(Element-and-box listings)
━━━

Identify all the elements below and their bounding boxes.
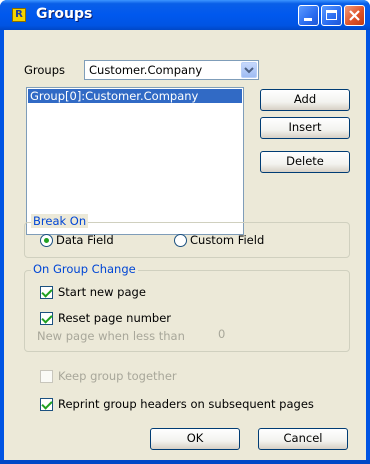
new-page-value: 0 (218, 327, 226, 341)
groups-field-combo[interactable]: Customer.Company (84, 60, 259, 80)
dialog-body: Groups Customer.Company Group[0]:Custome… (4, 30, 366, 460)
keep-group-together-label: Keep group together (58, 369, 177, 383)
title-bar[interactable]: R Groups (0, 0, 370, 30)
minimize-button[interactable] (298, 5, 319, 26)
start-new-page-label: Start new page (58, 285, 146, 299)
groups-listbox[interactable]: Group[0]:Customer.Company (26, 87, 244, 235)
delete-button[interactable]: Delete (260, 151, 350, 173)
window-frame-bottom (0, 460, 370, 464)
list-item[interactable]: Group[0]:Customer.Company (28, 89, 242, 103)
dropdown-button[interactable] (241, 62, 257, 78)
add-button[interactable]: Add (260, 89, 350, 111)
minimize-icon (304, 18, 312, 21)
close-button[interactable] (344, 5, 365, 26)
maximize-icon (326, 10, 337, 20)
break-on-title: Break On (31, 214, 89, 228)
cancel-button[interactable]: Cancel (258, 428, 348, 450)
reset-page-number-checkbox[interactable] (40, 312, 53, 325)
insert-button[interactable]: Insert (260, 117, 350, 139)
maximize-button[interactable] (321, 5, 342, 26)
groups-dialog-window: R Groups Groups Customer.Company Group[0… (0, 0, 370, 464)
groups-label: Groups (24, 63, 66, 77)
window-title: Groups (36, 6, 93, 22)
chevron-down-icon (244, 67, 254, 74)
keep-group-together-checkbox[interactable] (40, 370, 53, 383)
new-page-when-less-than-label: New page when less than (37, 329, 185, 343)
close-icon (349, 10, 360, 21)
ok-button[interactable]: OK (150, 428, 240, 450)
custom-field-label: Custom Field (190, 233, 265, 247)
app-icon: R (12, 8, 26, 22)
data-field-radio[interactable] (40, 234, 53, 247)
custom-field-radio[interactable] (174, 234, 187, 247)
start-new-page-checkbox[interactable] (40, 286, 53, 299)
reprint-headers-checkbox[interactable] (40, 398, 53, 411)
data-field-label: Data Field (56, 233, 114, 247)
reprint-headers-label: Reprint group headers on subsequent page… (58, 397, 314, 411)
on-group-change-title: On Group Change (31, 262, 138, 276)
reset-page-number-label: Reset page number (58, 311, 172, 325)
groups-combo-value: Customer.Company (89, 63, 203, 77)
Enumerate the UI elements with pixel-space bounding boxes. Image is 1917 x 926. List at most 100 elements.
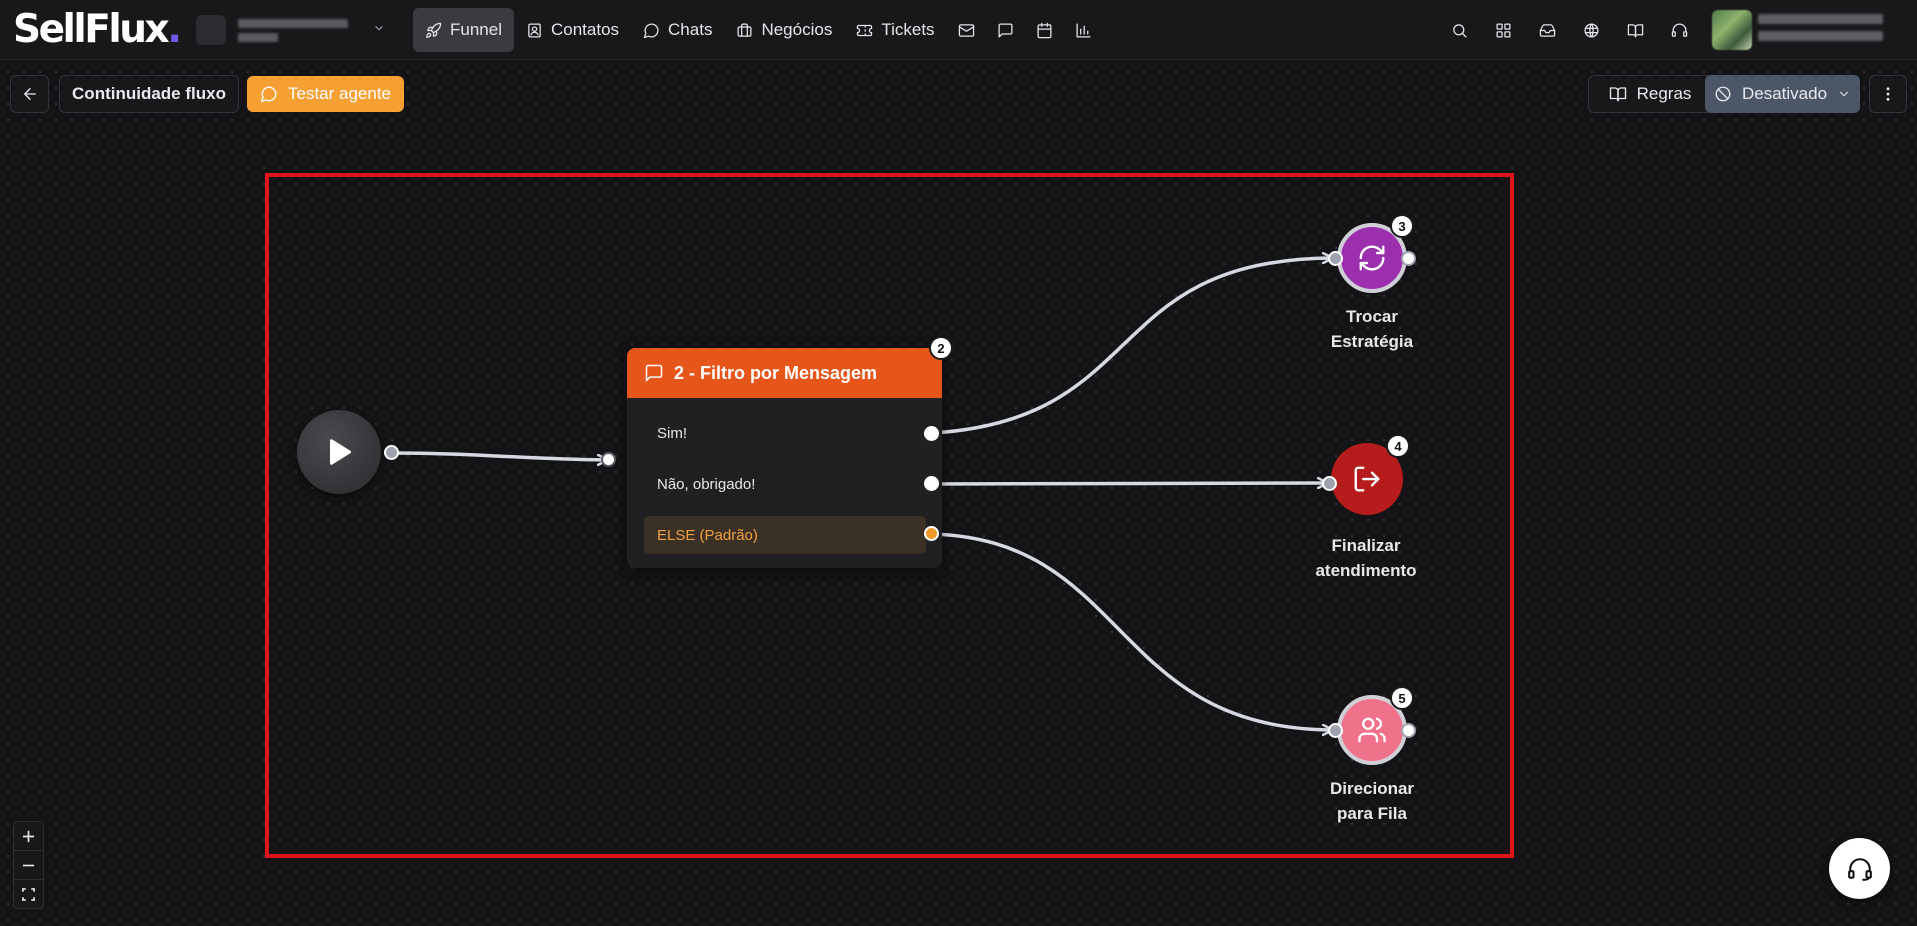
inbox-icon: [1539, 23, 1555, 37]
apps-button[interactable]: [1481, 8, 1525, 52]
message-square-icon: [645, 364, 663, 382]
chat-icon: [260, 86, 277, 103]
workspace-avatar: [196, 15, 226, 45]
floating-support-button[interactable]: [1829, 838, 1890, 899]
ban-icon: [1715, 86, 1731, 102]
more-vertical-icon: [1886, 87, 1890, 101]
chevron-down-icon: [1840, 91, 1849, 97]
filter-option-else[interactable]: ELSE (Padrão): [644, 516, 926, 554]
start-node[interactable]: [297, 410, 381, 494]
trocar-output-handle[interactable]: [1401, 251, 1416, 266]
filter-else-handle[interactable]: [924, 526, 939, 541]
ticket-icon: [857, 24, 873, 36]
nav-messages[interactable]: [986, 8, 1025, 52]
users-icon: [1358, 717, 1386, 743]
arrow-left-icon: [23, 88, 36, 100]
trocar-estrategia-badge: 3: [1390, 214, 1414, 238]
nav-contatos[interactable]: Contatos: [514, 8, 631, 52]
nav-tickets-label: Tickets: [881, 20, 935, 39]
nav-negocios[interactable]: Negócios: [724, 8, 844, 52]
inbox-button[interactable]: [1525, 8, 1569, 52]
edge-sim-trocar: [931, 258, 1332, 435]
direcionar-fila-badge: 5: [1390, 686, 1414, 710]
nav-tickets[interactable]: Tickets: [844, 8, 946, 52]
bar-chart-icon: [1076, 22, 1091, 38]
flow-edges: [390, 0, 1917, 926]
header-actions: [1437, 8, 1701, 52]
support-button-header[interactable]: [1657, 8, 1701, 52]
test-agent-label: Testar agente: [287, 84, 391, 103]
rules-label: Regras: [1636, 84, 1692, 103]
nav-calendar[interactable]: [1025, 8, 1064, 52]
nav-funnel-label: Funnel: [450, 20, 502, 39]
apps-grid-icon: [1495, 22, 1511, 38]
direcionar-fila-label: Direcionar para Fila: [1292, 776, 1452, 826]
nav-contatos-label: Contatos: [550, 20, 620, 39]
zoom-in-button[interactable]: [14, 822, 43, 851]
finalizar-label-line1: Finalizar: [1331, 536, 1401, 555]
user-info-redacted[interactable]: [1758, 14, 1883, 41]
filter-node-badge: 2: [929, 336, 953, 360]
filter-input-handle[interactable]: [601, 452, 616, 467]
globe-icon: [1583, 22, 1599, 38]
direcionar-output-handle[interactable]: [1401, 723, 1416, 738]
trocar-estrategia-label: Trocar Estratégia: [1292, 304, 1452, 354]
finalizar-atendimento-badge: 4: [1386, 434, 1410, 458]
headset-icon: [1671, 22, 1687, 37]
edge-else-direcionar: [931, 532, 1332, 730]
more-options-button[interactable]: [1869, 75, 1907, 113]
direcionar-input-handle[interactable]: [1328, 723, 1343, 738]
trocar-label-line1: Trocar: [1346, 307, 1398, 326]
flow-title[interactable]: Continuidade fluxo: [59, 75, 239, 113]
test-agent-button[interactable]: Testar agente: [247, 76, 404, 112]
rocket-icon: [426, 22, 442, 38]
nav-negocios-label: Negócios: [761, 20, 833, 39]
docs-button[interactable]: [1613, 8, 1657, 52]
app-logo[interactable]: SellFlux.: [13, 7, 182, 52]
book-icon: [1627, 23, 1643, 38]
nav-funnel[interactable]: Funnel: [413, 8, 514, 52]
zoom-out-button[interactable]: [14, 851, 43, 880]
nav-chats-label: Chats: [668, 20, 713, 39]
chevron-down-icon: [372, 21, 386, 38]
trocar-input-handle[interactable]: [1328, 251, 1343, 266]
nav-chats[interactable]: Chats: [631, 8, 724, 52]
filter-option-nao[interactable]: Não, obrigado!: [644, 465, 926, 503]
fit-view-button[interactable]: [14, 880, 43, 908]
status-dropdown[interactable]: Desativado: [1705, 75, 1860, 113]
filter-node[interactable]: 2 - Filtro por Mensagem Sim! Não, obriga…: [627, 348, 942, 568]
contacts-icon: [528, 22, 541, 38]
message-square-icon: [998, 22, 1013, 38]
finalizar-input-handle[interactable]: [1322, 476, 1337, 491]
logo-dot: .: [167, 7, 182, 52]
minus-icon: [22, 864, 35, 866]
back-button[interactable]: [10, 75, 49, 113]
status-label: Desativado: [1741, 84, 1828, 103]
briefcase-icon: [737, 22, 752, 37]
finalizar-atendimento-label: Finalizar atendimento: [1286, 533, 1446, 583]
mail-icon: [958, 23, 974, 37]
user-avatar[interactable]: [1712, 10, 1752, 50]
refresh-icon: [1359, 245, 1385, 271]
nav-reports[interactable]: [1064, 8, 1103, 52]
filter-sim-handle[interactable]: [924, 426, 939, 441]
nav-mail[interactable]: [947, 8, 986, 52]
book-icon: [1609, 87, 1626, 102]
headset-icon: [1847, 857, 1872, 881]
filter-option-sim[interactable]: Sim!: [644, 414, 926, 452]
search-icon: [1452, 23, 1467, 38]
finalizar-label-line2: atendimento: [1315, 561, 1417, 580]
start-output-handle[interactable]: [384, 445, 399, 460]
edge-nao-finalizar: [931, 483, 1327, 484]
edge-start-filter: [390, 451, 607, 460]
trocar-label-line2: Estratégia: [1330, 332, 1414, 351]
workspace-selector[interactable]: [196, 12, 386, 48]
filter-nao-handle[interactable]: [924, 476, 939, 491]
top-bar: SellFlux. Funnel Contatos Chats Negócios: [0, 0, 1917, 60]
search-button[interactable]: [1437, 8, 1481, 52]
filter-node-header[interactable]: 2 - Filtro por Mensagem: [627, 348, 942, 398]
zoom-controls: [13, 821, 44, 909]
language-button[interactable]: [1569, 8, 1613, 52]
rules-button[interactable]: Regras: [1588, 75, 1712, 113]
maximize-icon: [22, 887, 35, 901]
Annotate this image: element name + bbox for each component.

━━━

In the part of the entries that opens with the line containing "inbox-icon: [1539, 23, 1555, 37]" and closes with the line containing "more-options-button[interactable]: [1869, 75, 1907, 113]", substitute "connector" for every "handle" and leave everything else unchanged. Return only those lines.

Result for this exercise →
inbox-icon: [1539, 23, 1555, 37]
apps-button[interactable]: [1481, 8, 1525, 52]
message-square-icon: [645, 364, 663, 382]
chat-icon: [260, 86, 277, 103]
workspace-avatar: [196, 15, 226, 45]
floating-support-button[interactable]: [1829, 838, 1890, 899]
ban-icon: [1715, 86, 1731, 102]
more-vertical-icon: [1886, 87, 1890, 101]
chevron-down-icon: [1840, 91, 1849, 97]
filter-option-else[interactable]: ELSE (Padrão): [644, 516, 926, 554]
start-node[interactable]: [297, 410, 381, 494]
trocar-output-connector[interactable]: [1401, 251, 1416, 266]
filter-else-connector[interactable]: [924, 526, 939, 541]
ticket-icon: [857, 24, 873, 36]
nav-messages[interactable]: [986, 8, 1025, 52]
users-icon: [1358, 717, 1386, 743]
arrow-left-icon: [23, 88, 36, 100]
trocar-estrategia-badge: 3: [1390, 214, 1414, 238]
nav-contatos[interactable]: Contatos: [514, 8, 631, 52]
nav-tickets-label: Tickets: [881, 20, 935, 39]
nav-negocios[interactable]: Negócios: [724, 8, 844, 52]
inbox-button[interactable]: [1525, 8, 1569, 52]
edge-sim-trocar: [931, 258, 1332, 435]
direcionar-fila-badge: 5: [1390, 686, 1414, 710]
nav-tickets[interactable]: Tickets: [844, 8, 946, 52]
bar-chart-icon: [1076, 22, 1091, 38]
flow-edges: [390, 0, 1917, 926]
header-actions: [1437, 8, 1701, 52]
support-button-header[interactable]: [1657, 8, 1701, 52]
test-agent-label: Testar agente: [287, 84, 391, 103]
rules-label: Regras: [1636, 84, 1692, 103]
nav-calendar[interactable]: [1025, 8, 1064, 52]
nav-funnel-label: Funnel: [450, 20, 502, 39]
apps-grid-icon: [1495, 22, 1511, 38]
direcionar-fila-label: Direcionar para Fila: [1292, 776, 1452, 826]
nav-contatos-label: Contatos: [550, 20, 620, 39]
zoom-in-button[interactable]: [14, 822, 43, 851]
finalizar-label-line1: Finalizar: [1331, 536, 1401, 555]
user-info-redacted[interactable]: [1758, 14, 1883, 41]
filter-node-badge: 2: [929, 336, 953, 360]
filter-input-connector[interactable]: [601, 452, 616, 467]
globe-icon: [1583, 22, 1599, 38]
direcionar-output-connector[interactable]: [1401, 723, 1416, 738]
trocar-estrategia-label: Trocar Estratégia: [1292, 304, 1452, 354]
finalizar-atendimento-badge: 4: [1386, 434, 1410, 458]
headset-icon: [1671, 22, 1687, 37]
edge-else-direcionar: [931, 532, 1332, 730]
more-options-button[interactable]: [1869, 75, 1907, 113]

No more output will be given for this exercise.